Segment Start: Excerpted text
The scenario will take place in real life Wednesday at 8:20 a.m, when an aircraft similar to a commercial airliner carries a Pegasus rocket to about 40,000 feet and releases it. Boosters will propel the rocket into space, where it will deploy eight small satellites into orbit to provide better hurricane predictions back here on Earth.
The first-its-kind mission will deploy the satellites, which will work in tandem to measure near-surface ocean winds in hurricanes, typhoons and other tropical cyclones around the globe.
The goal of the Cyclone Global Navigation Satellite System, or CYGNSS, is to improve hurricane intensity forecasts — a task that is more difficult and less accurate than forecasting the path a storm will take.
The difficulty comes from the lack of wind observations in the ocean. Meteorologists know where the storms are because they are constantly being monitored by satellites that can see the location of the clouds and rain from the storms, but until now, they couldn’t see the winds underneath the storm’s clouds.
“We’re really excited because this will be the first time ever that satellites can peer into the middle of hurricanes and predict how strong they’ll be when they make landfall,” said Dr. Chris Ruf, a professor at the University of Michigan and the principal investigator of CYGNSS.
The eight micro-satellites are each “about the size of a typical microwave oven in your kitchen,” said Ruf, much smaller than the typical weather satellite, which can be about the size of a small bus.
Using GPS receivers similar to those in cell phones, the satellites will be able to measure the roughness of the ocean surface and compare that data between satellites. The constellation of satellites will orbit the tropical belt of the globe between 35° N and 35° S, providing up to 32 wind measurements per second as far north latitude as Philadelphia and south to Melbourne, Australia.
Unlike current weather observation satellites, which pass over an existing hurricane once or twice a day, CYGNSS satellites will provide “new measurements of the winds every 12 minutes” for any given storm in the tropical belt.
The ability of the CYGNSS satellites to see inside the heavy rain found in a hurricane eyewall, combined with the frequency of measurements, will provide a wealth of new information beginning as early as the 2017 hurricane season. According to Brian McNoldy, a hurricane researcher at the University of Miami who has worked with sample data from CYGNSS, “the data should help to diagnose a tropical cyclone’s intensity and wind field structure, as well as improve short-term forecasts of its intensity and winds.”
Unfortunately, the data will not initially be available in real time, though the technology is available to do so, according to McNoldy. NASA has paid for the mission and will download the data to three ground stations every few days, but additional funding will be required if the information is wanted for real-time forecasters, such as those at NOAA’s National Hurricane Center.
As a storm nears the coastline, this data could be combined with the information obtained by the hurricane hunter aircraft to feed the hurricane forecasting models. Better data equals better forecasts, which could allow meteorologists to provide lifesaving guidance on the destructive winds and storm surge well ahead of hurricane landfalls.
Segment End: Excerpted text
Segment Start: Supplied records
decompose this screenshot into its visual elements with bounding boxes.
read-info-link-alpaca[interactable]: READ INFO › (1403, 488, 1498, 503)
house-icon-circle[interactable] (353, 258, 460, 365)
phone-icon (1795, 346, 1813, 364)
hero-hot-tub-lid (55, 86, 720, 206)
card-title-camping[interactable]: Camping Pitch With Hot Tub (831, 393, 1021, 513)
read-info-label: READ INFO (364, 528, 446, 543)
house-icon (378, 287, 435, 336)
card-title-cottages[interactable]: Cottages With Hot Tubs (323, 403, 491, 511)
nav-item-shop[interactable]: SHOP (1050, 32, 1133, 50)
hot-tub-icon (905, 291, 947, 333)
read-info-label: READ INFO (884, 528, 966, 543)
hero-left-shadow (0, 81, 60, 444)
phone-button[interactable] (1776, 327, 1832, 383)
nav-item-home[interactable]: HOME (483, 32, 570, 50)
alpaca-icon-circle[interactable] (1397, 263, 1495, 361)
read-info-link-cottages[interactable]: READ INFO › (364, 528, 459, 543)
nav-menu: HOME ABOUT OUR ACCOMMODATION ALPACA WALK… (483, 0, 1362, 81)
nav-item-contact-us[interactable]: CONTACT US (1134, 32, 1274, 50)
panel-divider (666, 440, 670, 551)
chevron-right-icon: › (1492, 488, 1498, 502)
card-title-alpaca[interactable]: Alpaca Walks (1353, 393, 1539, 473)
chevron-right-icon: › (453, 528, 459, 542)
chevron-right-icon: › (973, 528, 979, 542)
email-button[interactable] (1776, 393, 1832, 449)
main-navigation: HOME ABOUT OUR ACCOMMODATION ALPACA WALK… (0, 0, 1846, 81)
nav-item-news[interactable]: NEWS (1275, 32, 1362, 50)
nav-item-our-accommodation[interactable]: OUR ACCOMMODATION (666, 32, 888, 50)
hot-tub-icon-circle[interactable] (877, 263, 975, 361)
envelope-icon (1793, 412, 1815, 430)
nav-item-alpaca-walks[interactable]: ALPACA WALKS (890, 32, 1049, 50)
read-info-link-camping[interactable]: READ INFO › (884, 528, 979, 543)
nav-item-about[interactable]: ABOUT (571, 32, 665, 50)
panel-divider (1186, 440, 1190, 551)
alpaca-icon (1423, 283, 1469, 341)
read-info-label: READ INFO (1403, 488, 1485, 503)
Segment End: Supplied records
- [Your objective] Render this sentence from the text on the CYGNSS hurricane satellites in Spanish: "The difficulty comes from the lack of wind observations in the ocean."

- [Your response] La dificultad proviene de la falta de observaciones del viento en el océano.